── Data extract ──
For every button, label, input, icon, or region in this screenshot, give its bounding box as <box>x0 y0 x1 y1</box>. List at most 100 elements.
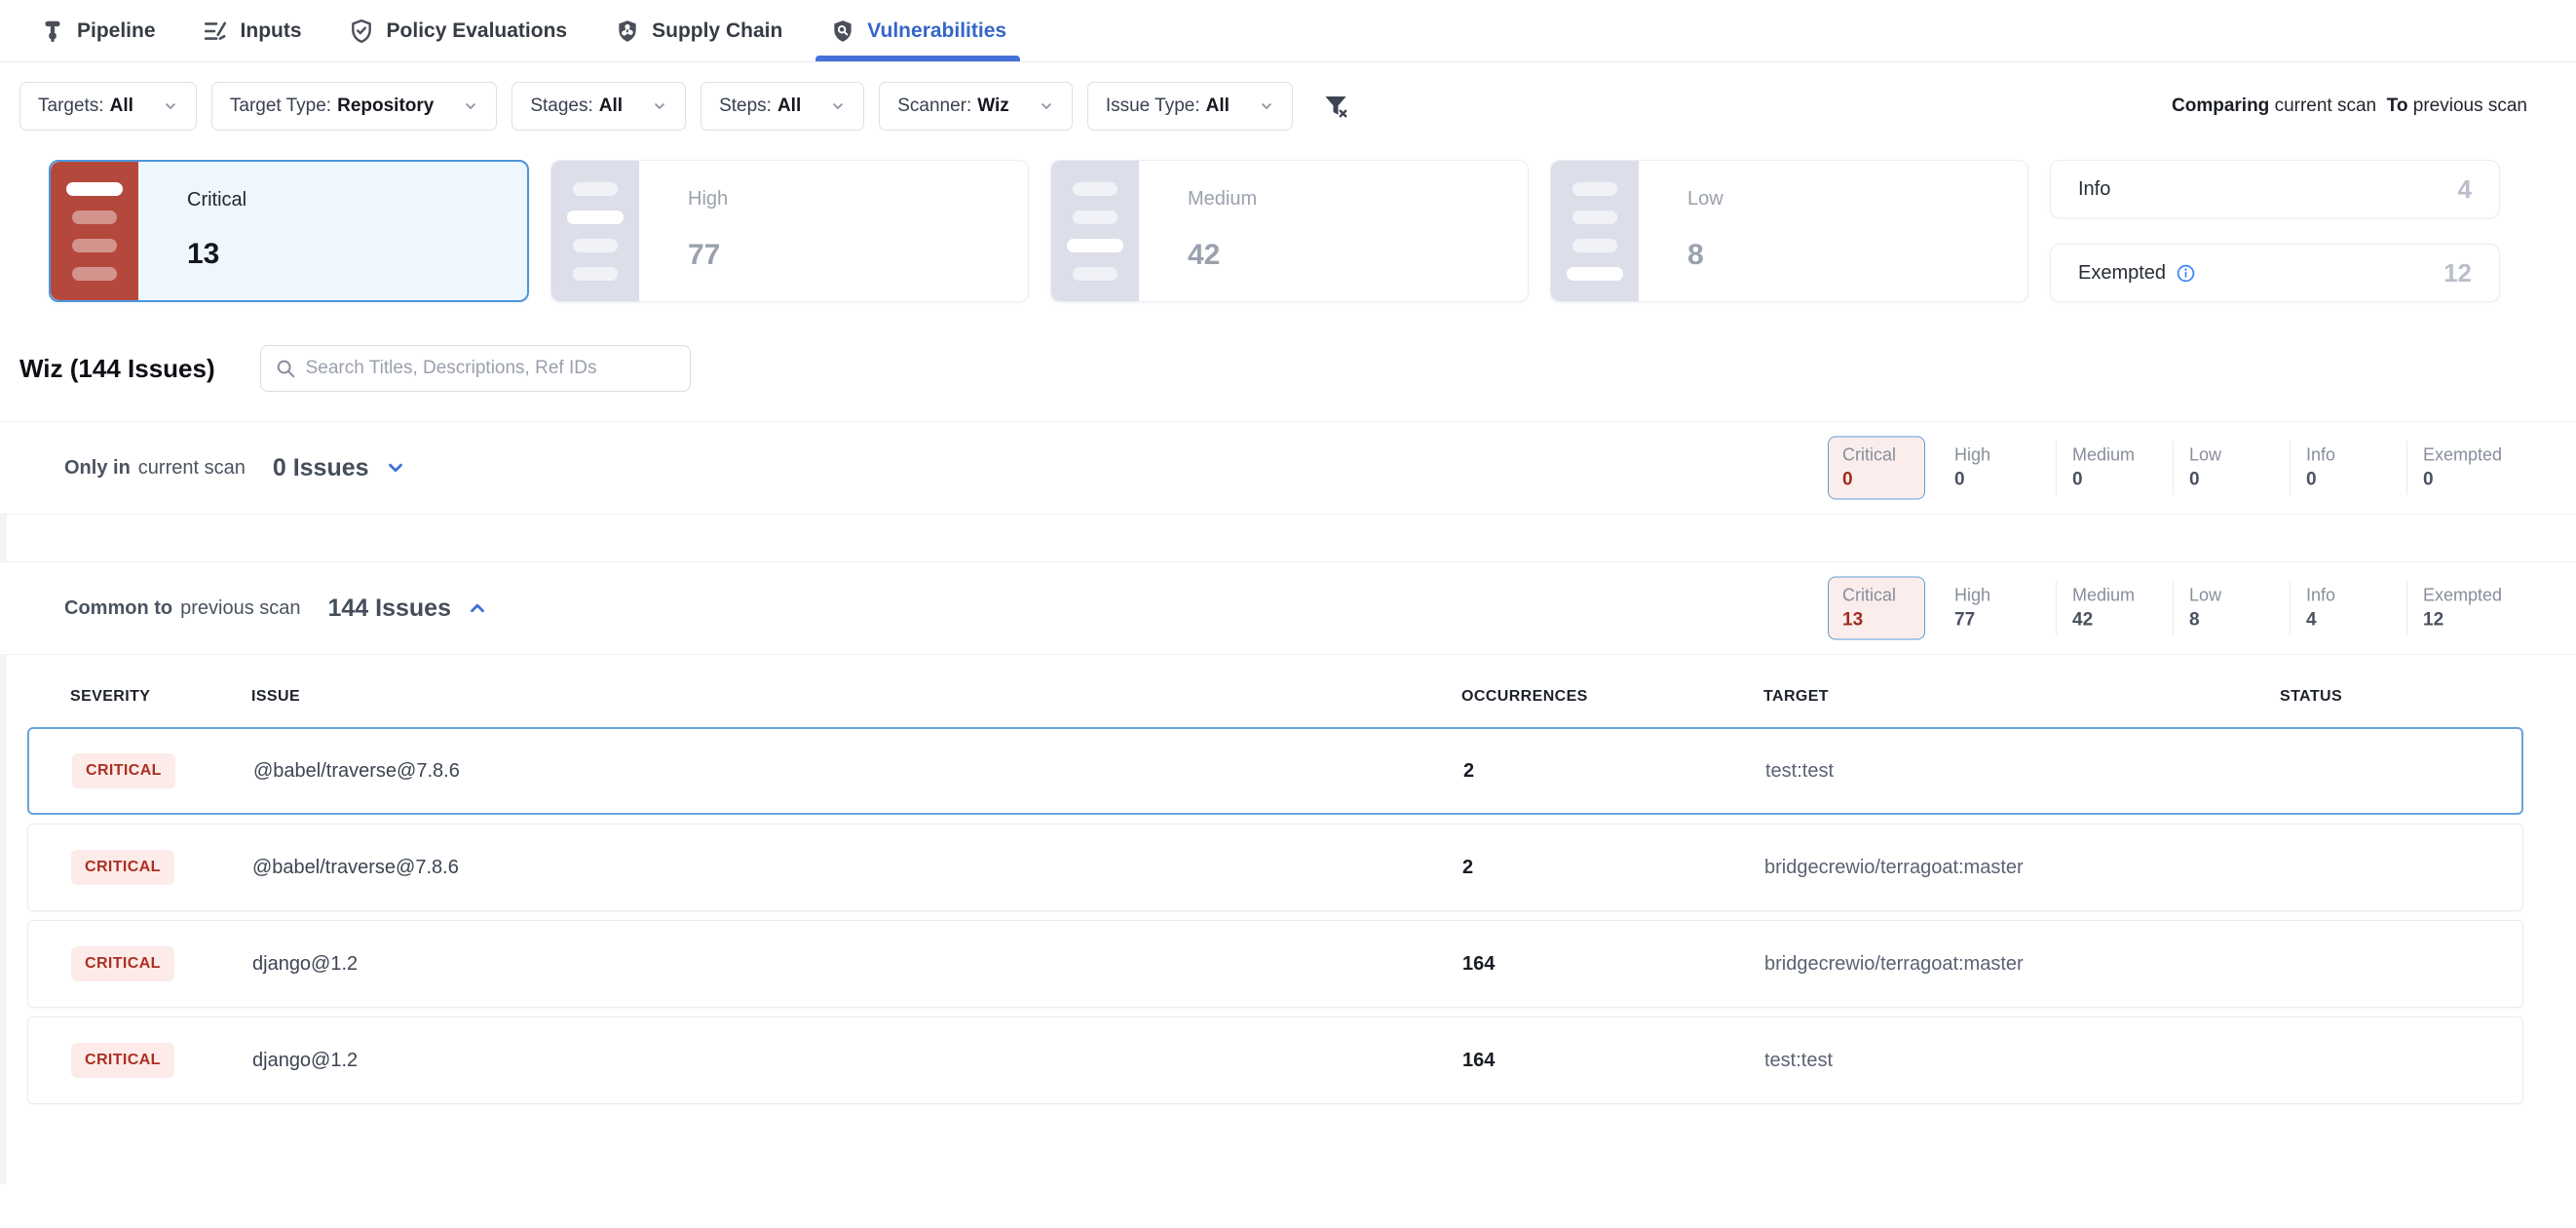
chip-value: 0 <box>2189 470 2290 491</box>
chip-label: Info <box>2306 586 2406 606</box>
filter-targets[interactable]: Targets:All <box>19 82 197 131</box>
severity-card-medium[interactable]: Medium 42 <box>1050 160 1529 302</box>
filter-value: Repository <box>337 96 434 117</box>
column-target: TARGET <box>1763 688 2280 706</box>
tab-inputs[interactable]: Inputs <box>193 0 312 61</box>
card-count: 4 <box>2458 174 2472 205</box>
info-card[interactable]: Info 4 <box>2050 160 2500 218</box>
section-prefix: Common to <box>64 597 172 620</box>
issues-table: CRITICAL @babel/traverse@7.8.6 2 test:te… <box>27 727 2523 1104</box>
column-issue: ISSUE <box>251 688 1461 706</box>
card-count: 42 <box>1188 239 1528 272</box>
chip-high[interactable]: High 0 <box>1939 441 2056 495</box>
chip-label: Medium <box>2072 586 2173 606</box>
filter-value: All <box>110 96 133 117</box>
chip-label: Low <box>2189 586 2290 606</box>
section-issue-count: 144 Issues <box>328 595 452 623</box>
chip-medium[interactable]: Medium 0 <box>2056 441 2173 495</box>
filter-stages[interactable]: Stages:All <box>511 82 686 131</box>
chip-value: 42 <box>2072 610 2173 632</box>
issue-cell: @babel/traverse@7.8.6 <box>253 760 1463 783</box>
tab-supply-chain[interactable]: Supply Chain <box>604 0 792 61</box>
top-nav: Pipeline Inputs Policy Evaluations Suppl… <box>0 0 2576 62</box>
inputs-icon <box>203 18 229 44</box>
search-input[interactable] <box>306 358 676 379</box>
severity-gauge-icon <box>551 161 639 301</box>
chip-value: 12 <box>2423 610 2523 632</box>
section-common-previous-scan: Common to previous scan 144 Issues Criti… <box>0 561 2576 655</box>
table-row[interactable]: CRITICAL @babel/traverse@7.8.6 2 test:te… <box>27 727 2523 815</box>
tab-vulnerabilities[interactable]: Vulnerabilities <box>819 0 1016 61</box>
tab-label: Policy Evaluations <box>387 19 568 43</box>
card-label: Info <box>2078 178 2110 201</box>
chip-label: Critical <box>1842 586 1914 606</box>
target-cell: test:test <box>1764 1050 2281 1072</box>
filter-steps[interactable]: Steps:All <box>701 82 864 131</box>
severity-badge: CRITICAL <box>71 850 174 885</box>
chip-high[interactable]: High 77 <box>1939 582 2056 635</box>
chevron-down-icon <box>830 98 846 114</box>
filter-label: Issue Type: <box>1106 96 1200 117</box>
table-row[interactable]: CRITICAL django@1.2 164 test:test <box>27 1017 2523 1104</box>
exempted-card[interactable]: Exempted 12 <box>2050 244 2500 302</box>
pipeline-icon <box>39 18 65 44</box>
chevron-down-icon[interactable] <box>385 457 406 479</box>
severity-gauge-icon <box>1051 161 1139 301</box>
card-label: High <box>688 188 1028 211</box>
chip-critical[interactable]: Critical 13 <box>1828 577 1925 640</box>
filter-bar: Targets:All Target Type:Repository Stage… <box>19 82 2527 131</box>
severity-summary-row: Critical 13 High 77 Medium 42 <box>49 160 2500 302</box>
card-count: 13 <box>187 238 527 271</box>
filter-scanner[interactable]: Scanner:Wiz <box>879 82 1073 131</box>
chip-value: 0 <box>1842 470 1914 491</box>
chip-label: Low <box>2189 445 2290 466</box>
tab-pipeline[interactable]: Pipeline <box>29 0 166 61</box>
target-cell: test:test <box>1765 760 2282 783</box>
table-row[interactable]: CRITICAL @babel/traverse@7.8.6 2 bridgec… <box>27 824 2523 911</box>
section-scope: current scan <box>138 457 246 480</box>
section-scope: previous scan <box>180 597 300 620</box>
results-header: Wiz (144 Issues) <box>19 345 2576 392</box>
chip-low[interactable]: Low 0 <box>2173 441 2290 495</box>
filter-label: Steps: <box>719 96 772 117</box>
severity-card-critical[interactable]: Critical 13 <box>49 160 529 302</box>
search-box[interactable] <box>260 345 691 392</box>
chip-value: 4 <box>2306 610 2406 632</box>
tab-label: Inputs <box>241 19 302 43</box>
filter-value: All <box>1206 96 1230 117</box>
column-status: STATUS <box>2280 688 2523 706</box>
comparing-to: To <box>2387 96 2408 116</box>
chip-label: Critical <box>1842 445 1914 466</box>
chevron-up-icon[interactable] <box>467 597 488 619</box>
filter-value: All <box>777 96 801 117</box>
chip-exempted[interactable]: Exempted 12 <box>2406 582 2523 635</box>
chip-low[interactable]: Low 8 <box>2173 582 2290 635</box>
chip-info[interactable]: Info 0 <box>2290 441 2406 495</box>
card-count: 12 <box>2443 258 2472 288</box>
tab-policy-evaluations[interactable]: Policy Evaluations <box>339 0 578 61</box>
filter-target-type[interactable]: Target Type:Repository <box>211 82 497 131</box>
chip-critical[interactable]: Critical 0 <box>1828 437 1925 500</box>
severity-count-chips: Critical 13 High 77 Medium 42 Low 8 Info… <box>1828 577 2523 640</box>
shield-network-icon <box>614 18 640 44</box>
chip-info[interactable]: Info 4 <box>2290 582 2406 635</box>
chip-value: 0 <box>2306 470 2406 491</box>
chip-exempted[interactable]: Exempted 0 <box>2406 441 2523 495</box>
chip-label: Exempted <box>2423 586 2523 606</box>
clear-filters-icon[interactable] <box>1321 92 1350 121</box>
table-row[interactable]: CRITICAL django@1.2 164 bridgecrewio/ter… <box>27 920 2523 1008</box>
comparing-previous: previous scan <box>2413 96 2527 116</box>
tab-label: Pipeline <box>77 19 156 43</box>
severity-card-high[interactable]: High 77 <box>550 160 1029 302</box>
chip-value: 8 <box>2189 610 2290 632</box>
section-only-current-scan: Only in current scan 0 Issues Critical 0… <box>0 421 2576 515</box>
chip-medium[interactable]: Medium 42 <box>2056 582 2173 635</box>
occurrences-cell: 2 <box>1462 857 1764 879</box>
chip-value: 13 <box>1842 610 1914 632</box>
column-severity: SEVERITY <box>70 688 251 706</box>
filter-issue-type[interactable]: Issue Type: All <box>1087 82 1293 131</box>
page-title: Wiz (144 Issues) <box>19 354 215 384</box>
severity-card-low[interactable]: Low 8 <box>1550 160 2028 302</box>
info-icon[interactable] <box>2176 263 2196 284</box>
filter-label: Scanner: <box>897 96 971 117</box>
───
> [Task details]: Copy every line of the records above word for word, but leave out the picture.

> [Written solution]:
For every button, label, input, icon, or region in this screenshot, give its bounding box as <box>x0 y0 x1 y1</box>. List at most 100 elements.
chip-value: 0 <box>2189 470 2290 491</box>
chip-label: Info <box>2306 586 2406 606</box>
filter-targets[interactable]: Targets:All <box>19 82 197 131</box>
severity-card-medium[interactable]: Medium 42 <box>1050 160 1529 302</box>
filter-value: Repository <box>337 96 434 117</box>
column-target: TARGET <box>1763 688 2280 706</box>
tab-inputs[interactable]: Inputs <box>193 0 312 61</box>
card-count: 4 <box>2458 174 2472 205</box>
info-card[interactable]: Info 4 <box>2050 160 2500 218</box>
section-prefix: Common to <box>64 597 172 620</box>
issues-table: CRITICAL @babel/traverse@7.8.6 2 test:te… <box>27 727 2523 1104</box>
column-issue: ISSUE <box>251 688 1461 706</box>
card-count: 42 <box>1188 239 1528 272</box>
chip-high[interactable]: High 0 <box>1939 441 2056 495</box>
chip-label: Medium <box>2072 586 2173 606</box>
filter-value: All <box>110 96 133 117</box>
chip-label: Low <box>2189 586 2290 606</box>
section-issue-count: 144 Issues <box>328 595 452 623</box>
chip-medium[interactable]: Medium 0 <box>2056 441 2173 495</box>
filter-stages[interactable]: Stages:All <box>511 82 686 131</box>
chip-value: 42 <box>2072 610 2173 632</box>
issue-cell: @babel/traverse@7.8.6 <box>253 760 1463 783</box>
tab-supply-chain[interactable]: Supply Chain <box>604 0 792 61</box>
top-nav: Pipeline Inputs Policy Evaluations Suppl… <box>0 0 2576 62</box>
inputs-icon <box>203 18 229 44</box>
search-input[interactable] <box>306 358 676 379</box>
severity-gauge-icon <box>551 161 639 301</box>
chip-value: 12 <box>2423 610 2523 632</box>
section-common-previous-scan: Common to previous scan 144 Issues Criti… <box>0 561 2576 655</box>
table-row[interactable]: CRITICAL @babel/traverse@7.8.6 2 test:te… <box>27 727 2523 815</box>
tab-vulnerabilities[interactable]: Vulnerabilities <box>819 0 1016 61</box>
tab-label: Policy Evaluations <box>387 19 568 43</box>
card-label: Info <box>2078 178 2110 201</box>
chip-label: Critical <box>1842 586 1914 606</box>
target-cell: test:test <box>1764 1050 2281 1072</box>
filter-steps[interactable]: Steps:All <box>701 82 864 131</box>
severity-badge: CRITICAL <box>71 850 174 885</box>
chip-high[interactable]: High 77 <box>1939 582 2056 635</box>
chevron-down-icon <box>830 98 846 114</box>
filter-label: Issue Type: <box>1106 96 1200 117</box>
table-row[interactable]: CRITICAL django@1.2 164 test:test <box>27 1017 2523 1104</box>
exempted-card[interactable]: Exempted 12 <box>2050 244 2500 302</box>
pipeline-icon <box>39 18 65 44</box>
chevron-down-icon[interactable] <box>385 457 406 479</box>
severity-gauge-icon <box>1051 161 1139 301</box>
card-label: High <box>688 188 1028 211</box>
chip-critical[interactable]: Critical 13 <box>1828 577 1925 640</box>
filter-bar: Targets:All Target Type:Repository Stage… <box>19 82 2527 131</box>
severity-summary-row: Critical 13 High 77 Medium 42 <box>49 160 2500 302</box>
card-count: 13 <box>187 238 527 271</box>
filter-scanner[interactable]: Scanner:Wiz <box>879 82 1073 131</box>
chip-value: 0 <box>1842 470 1914 491</box>
chip-label: Low <box>2189 445 2290 466</box>
tab-pipeline[interactable]: Pipeline <box>29 0 166 61</box>
target-cell: test:test <box>1765 760 2282 783</box>
table-row[interactable]: CRITICAL @babel/traverse@7.8.6 2 bridgec… <box>27 824 2523 911</box>
section-scope: current scan <box>138 457 246 480</box>
section-scope: previous scan <box>180 597 300 620</box>
results-header: Wiz (144 Issues) <box>19 345 2576 392</box>
chip-low[interactable]: Low 0 <box>2173 441 2290 495</box>
filter-label: Steps: <box>719 96 772 117</box>
severity-card-critical[interactable]: Critical 13 <box>49 160 529 302</box>
search-box[interactable] <box>260 345 691 392</box>
chip-value: 4 <box>2306 610 2406 632</box>
tab-label: Inputs <box>241 19 302 43</box>
filter-value: All <box>1206 96 1230 117</box>
column-status: STATUS <box>2280 688 2523 706</box>
comparing-to: To <box>2387 96 2408 116</box>
chip-label: Critical <box>1842 445 1914 466</box>
chevron-up-icon[interactable] <box>467 597 488 619</box>
filter-value: All <box>777 96 801 117</box>
chip-exempted[interactable]: Exempted 12 <box>2406 582 2523 635</box>
chip-low[interactable]: Low 8 <box>2173 582 2290 635</box>
chip-info[interactable]: Info 0 <box>2290 441 2406 495</box>
card-count: 12 <box>2443 258 2472 288</box>
tab-policy-evaluations[interactable]: Policy Evaluations <box>339 0 578 61</box>
filter-target-type[interactable]: Target Type:Repository <box>211 82 497 131</box>
chip-critical[interactable]: Critical 0 <box>1828 437 1925 500</box>
severity-count-chips: Critical 13 High 77 Medium 42 Low 8 Info… <box>1828 577 2523 640</box>
shield-network-icon <box>614 18 640 44</box>
chip-info[interactable]: Info 4 <box>2290 582 2406 635</box>
chip-value: 0 <box>2306 470 2406 491</box>
chip-exempted[interactable]: Exempted 0 <box>2406 441 2523 495</box>
chip-label: Exempted <box>2423 586 2523 606</box>
clear-filters-icon[interactable] <box>1321 92 1350 121</box>
table-row[interactable]: CRITICAL django@1.2 164 bridgecrewio/ter… <box>27 920 2523 1008</box>
comparing-previous: previous scan <box>2413 96 2527 116</box>
tab-label: Pipeline <box>77 19 156 43</box>
severity-card-high[interactable]: High 77 <box>550 160 1029 302</box>
chip-value: 8 <box>2189 610 2290 632</box>
section-only-current-scan: Only in current scan 0 Issues Critical 0… <box>0 421 2576 515</box>
chip-medium[interactable]: Medium 42 <box>2056 582 2173 635</box>
occurrences-cell: 2 <box>1462 857 1764 879</box>
chip-value: 13 <box>1842 610 1914 632</box>
column-severity: SEVERITY <box>70 688 251 706</box>
filter-issue-type[interactable]: Issue Type: All <box>1087 82 1293 131</box>
page-title: Wiz (144 Issues) <box>19 354 215 384</box>
severity-card-low[interactable]: Low 8 <box>1550 160 2028 302</box>
info-icon[interactable] <box>2176 263 2196 284</box>
filter-label: Scanner: <box>897 96 971 117</box>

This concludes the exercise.